→ Extracted data entries:

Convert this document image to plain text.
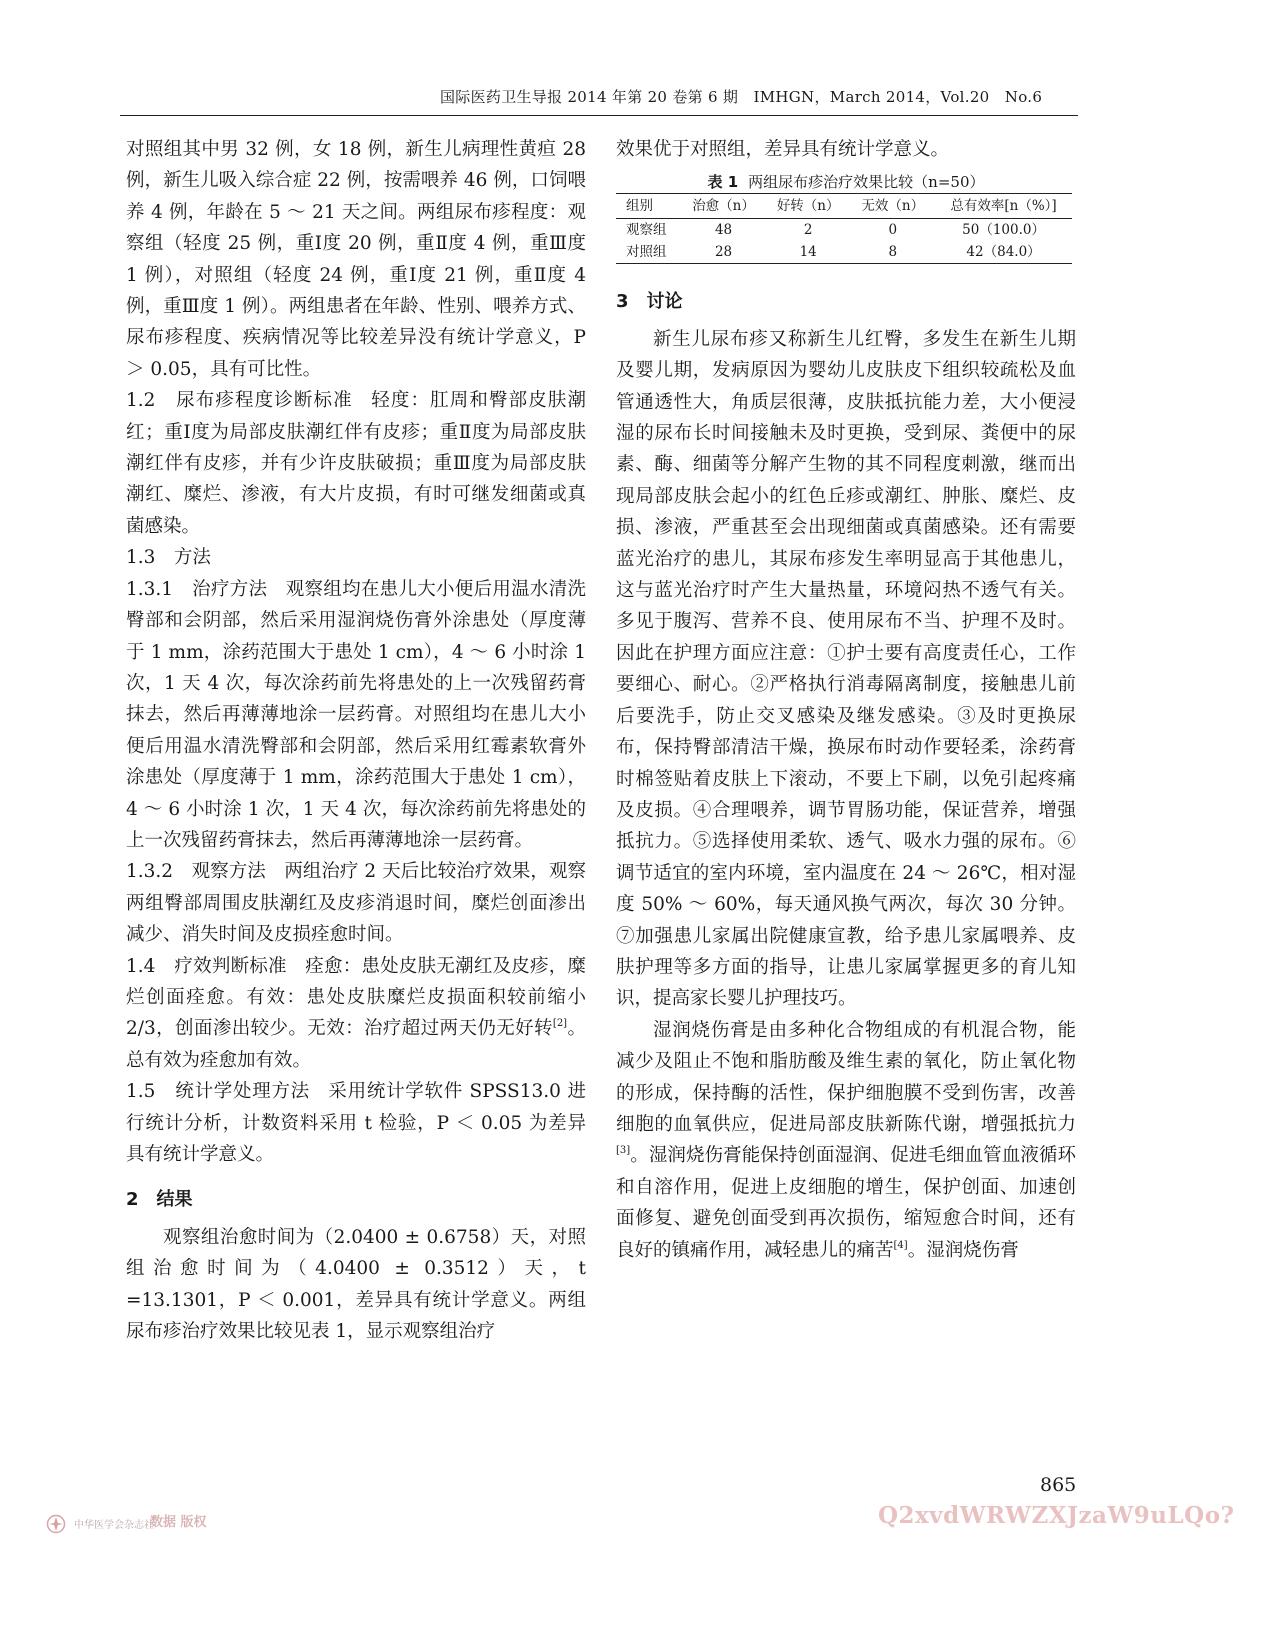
国际医药卫生导报 2014 年第 20 卷第 6 期　IMHGN，March 2014，Vol.20　No.6

对照组其中男 32 例，女 18 例，新生儿病理性黄疸 28 例，新生儿吸入综合症 22 例，按需喂养 46 例，口饲喂养 4 例，年龄在 5 ～ 21 天之间。两组尿布疹程度：观察组（轻度 25 例，重Ⅰ度 20 例，重Ⅱ度 4 例，重Ⅲ度 1 例），对照组（轻度 24 例，重Ⅰ度 21 例，重Ⅱ度 4 例，重Ⅲ度 1 例）。两组患者在年龄、性别、喂养方式、尿布疹程度、疾病情况等比较差异没有统计学意义，P ＞ 0.05，具有可比性。

1.2　尿布疹程度诊断标准 轻度：肛周和臀部皮肤潮红；重Ⅰ度为局部皮肤潮红伴有皮疹；重Ⅱ度为局部皮肤潮红伴有皮疹，并有少许皮肤破损；重Ⅲ度为局部皮肤潮红、糜烂、渗液，有大片皮损，有时可继发细菌或真菌感染。

1.3　方法

1.3.1　治疗方法 观察组均在患儿大小便后用温水清洗臀部和会阴部，然后采用湿润烧伤膏外涂患处（厚度薄于 1 mm，涂药范围大于患处 1 cm），4 ～ 6 小时涂 1 次，1 天 4 次，每次涂药前先将患处的上一次残留药膏抹去，然后再薄薄地涂一层药膏。对照组均在患儿大小便后用温水清洗臀部和会阴部，然后采用红霉素软膏外涂患处（厚度薄于 1 mm，涂药范围大于患处 1 cm），4 ～ 6 小时涂 1 次，1 天 4 次，每次涂药前先将患处的上一次残留药膏抹去，然后再薄薄地涂一层药膏。

1.3.2　观察方法 两组治疗 2 天后比较治疗效果，观察两组臀部周围皮肤潮红及皮疹消退时间，糜烂创面渗出减少、消失时间及皮损痊愈时间。

1.4　疗效判断标准 痊愈：患处皮肤无潮红及皮疹，糜烂创面痊愈。有效：患处皮肤糜烂皮损面积较前缩小 2/3，创面渗出较少。无效：治疗超过两天仍无好转[2]。总有效为痊愈加有效。

1.5　统计学处理方法 采用统计学软件 SPSS13.0 进行统计分析，计数资料采用 t 检验，P ＜ 0.05 为差异具有统计学意义。

2　结果

观察组治愈时间为（2.0400 ± 0.6758）天，对照组治愈时间为（4.0400 ± 0.3512）天，t =13.1301，P ＜ 0.001，差异具有统计学意义。两组尿布疹治疗效果比较见表 1，显示观察组治疗

效果优于对照组，差异具有统计学意义。

表 1 两组尿布疹治疗效果比较（n=50）
组别	治愈（n）	好转（n）	无效（n）	总有效率[n（%）]
观察组	48	2	0	50（100.0）
对照组	28	14	8	42（84.0）
3　讨论

新生儿尿布疹又称新生儿红臀，多发生在新生儿期及婴儿期，发病原因为婴幼儿皮肤皮下组织较疏松及血管通透性大，角质层很薄，皮肤抵抗能力差，大小便浸湿的尿布长时间接触未及时更换，受到尿、粪便中的尿素、酶、细菌等分解产生物的其不同程度刺激，继而出现局部皮肤会起小的红色丘疹或潮红、肿胀、糜烂、皮损、渗液，严重甚至会出现细菌或真菌感染。还有需要蓝光治疗的患儿，其尿布疹发生率明显高于其他患儿，这与蓝光治疗时产生大量热量，环境闷热不透气有关。多见于腹泻、营养不良、使用尿布不当、护理不及时。因此在护理方面应注意：①护士要有高度责任心，工作要细心、耐心。②严格执行消毒隔离制度，接触患儿前后要洗手，防止交叉感染及继发感染。③及时更换尿布，保持臀部清洁干燥，换尿布时动作要轻柔，涂药膏时棉签贴着皮肤上下滚动，不要上下刷，以免引起疼痛及皮损。④合理喂养，调节胃肠功能，保证营养，增强抵抗力。⑤选择使用柔软、透气、吸水力强的尿布。⑥调节适宜的室内环境，室内温度在 24 ～ 26℃，相对湿度 50% ～ 60%，每天通风换气两次，每次 30 分钟。⑦加强患儿家属出院健康宣教，给予患儿家属喂养、皮肤护理等多方面的指导，让患儿家属掌握更多的育儿知识，提高家长婴儿护理技巧。

湿润烧伤膏是由多种化合物组成的有机混合物，能减少及阻止不饱和脂肪酸及维生素的氧化，防止氧化物的形成，保持酶的活性，保护细胞膜不受到伤害，改善细胞的血氧供应，促进局部皮肤新陈代谢，增强抵抗力[3]。湿润烧伤膏能保持创面湿润、促进毛细血管血液循环和自溶作用，促进上皮细胞的增生，保护创面、加速创面修复、避免创面受到再次损伤，缩短愈合时间，还有良好的镇痛作用，减轻患儿的痛苦[4]。湿润烧伤膏

865
中华医学会杂志社
数据 版权	Q2xvdWRWZXJzaW9uLQo?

→ Set task: Each record must be quoted in full and exactly. Do not include the pictures.

→ Written solution:
Convert this document image to plain text.
国际医药卫生导报 2014 年第 20 卷第 6 期　IMHGN，March 2014，Vol.20　No.6

对照组其中男 32 例，女 18 例，新生儿病理性黄疸 28 例，新生儿吸入综合症 22 例，按需喂养 46 例，口饲喂养 4 例，年龄在 5 ～ 21 天之间。两组尿布疹程度：观察组（轻度 25 例，重Ⅰ度 20 例，重Ⅱ度 4 例，重Ⅲ度 1 例），对照组（轻度 24 例，重Ⅰ度 21 例，重Ⅱ度 4 例，重Ⅲ度 1 例）。两组患者在年龄、性别、喂养方式、尿布疹程度、疾病情况等比较差异没有统计学意义，P ＞ 0.05，具有可比性。

1.2　尿布疹程度诊断标准 轻度：肛周和臀部皮肤潮红；重Ⅰ度为局部皮肤潮红伴有皮疹；重Ⅱ度为局部皮肤潮红伴有皮疹，并有少许皮肤破损；重Ⅲ度为局部皮肤潮红、糜烂、渗液，有大片皮损，有时可继发细菌或真菌感染。

1.3　方法

1.3.1　治疗方法 观察组均在患儿大小便后用温水清洗臀部和会阴部，然后采用湿润烧伤膏外涂患处（厚度薄于 1 mm，涂药范围大于患处 1 cm），4 ～ 6 小时涂 1 次，1 天 4 次，每次涂药前先将患处的上一次残留药膏抹去，然后再薄薄地涂一层药膏。对照组均在患儿大小便后用温水清洗臀部和会阴部，然后采用红霉素软膏外涂患处（厚度薄于 1 mm，涂药范围大于患处 1 cm），4 ～ 6 小时涂 1 次，1 天 4 次，每次涂药前先将患处的上一次残留药膏抹去，然后再薄薄地涂一层药膏。

1.3.2　观察方法 两组治疗 2 天后比较治疗效果，观察两组臀部周围皮肤潮红及皮疹消退时间，糜烂创面渗出减少、消失时间及皮损痊愈时间。

1.4　疗效判断标准 痊愈：患处皮肤无潮红及皮疹，糜烂创面痊愈。有效：患处皮肤糜烂皮损面积较前缩小 2/3，创面渗出较少。无效：治疗超过两天仍无好转[2]。总有效为痊愈加有效。

1.5　统计学处理方法 采用统计学软件 SPSS13.0 进行统计分析，计数资料采用 t 检验，P ＜ 0.05 为差异具有统计学意义。

2　结果

观察组治愈时间为（2.0400 ± 0.6758）天，对照组治愈时间为（4.0400 ± 0.3512）天，t =13.1301，P ＜ 0.001，差异具有统计学意义。两组尿布疹治疗效果比较见表 1，显示观察组治疗

效果优于对照组，差异具有统计学意义。

表 1 两组尿布疹治疗效果比较（n=50）
组别	治愈（n）	好转（n）	无效（n）	总有效率[n（%）]
观察组	48	2	0	50（100.0）
对照组	28	14	8	42（84.0）
3　讨论

新生儿尿布疹又称新生儿红臀，多发生在新生儿期及婴儿期，发病原因为婴幼儿皮肤皮下组织较疏松及血管通透性大，角质层很薄，皮肤抵抗能力差，大小便浸湿的尿布长时间接触未及时更换，受到尿、粪便中的尿素、酶、细菌等分解产生物的其不同程度刺激，继而出现局部皮肤会起小的红色丘疹或潮红、肿胀、糜烂、皮损、渗液，严重甚至会出现细菌或真菌感染。还有需要蓝光治疗的患儿，其尿布疹发生率明显高于其他患儿，这与蓝光治疗时产生大量热量，环境闷热不透气有关。多见于腹泻、营养不良、使用尿布不当、护理不及时。因此在护理方面应注意：①护士要有高度责任心，工作要细心、耐心。②严格执行消毒隔离制度，接触患儿前后要洗手，防止交叉感染及继发感染。③及时更换尿布，保持臀部清洁干燥，换尿布时动作要轻柔，涂药膏时棉签贴着皮肤上下滚动，不要上下刷，以免引起疼痛及皮损。④合理喂养，调节胃肠功能，保证营养，增强抵抗力。⑤选择使用柔软、透气、吸水力强的尿布。⑥调节适宜的室内环境，室内温度在 24 ～ 26℃，相对湿度 50% ～ 60%，每天通风换气两次，每次 30 分钟。⑦加强患儿家属出院健康宣教，给予患儿家属喂养、皮肤护理等多方面的指导，让患儿家属掌握更多的育儿知识，提高家长婴儿护理技巧。

湿润烧伤膏是由多种化合物组成的有机混合物，能减少及阻止不饱和脂肪酸及维生素的氧化，防止氧化物的形成，保持酶的活性，保护细胞膜不受到伤害，改善细胞的血氧供应，促进局部皮肤新陈代谢，增强抵抗力[3]。湿润烧伤膏能保持创面湿润、促进毛细血管血液循环和自溶作用，促进上皮细胞的增生，保护创面、加速创面修复、避免创面受到再次损伤，缩短愈合时间，还有良好的镇痛作用，减轻患儿的痛苦[4]。湿润烧伤膏

865
中华医学会杂志社
数据 版权	Q2xvdWRWZXJzaW9uLQo?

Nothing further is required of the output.